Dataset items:
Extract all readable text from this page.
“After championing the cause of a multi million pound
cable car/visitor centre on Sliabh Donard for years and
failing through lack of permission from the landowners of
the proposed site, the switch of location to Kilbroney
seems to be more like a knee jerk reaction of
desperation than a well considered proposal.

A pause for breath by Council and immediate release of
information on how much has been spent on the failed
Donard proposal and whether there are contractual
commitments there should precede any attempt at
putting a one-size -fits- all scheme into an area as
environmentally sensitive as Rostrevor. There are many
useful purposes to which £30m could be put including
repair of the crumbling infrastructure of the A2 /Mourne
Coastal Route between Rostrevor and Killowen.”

§ PROBLEM: Copy every line in the entries above that has the string "Rostrevor" in it.

§ ANSWER IN FULL:
environmentally sensitive as Rostrevor. There are many
Coastal Route between Rostrevor and Killowen.”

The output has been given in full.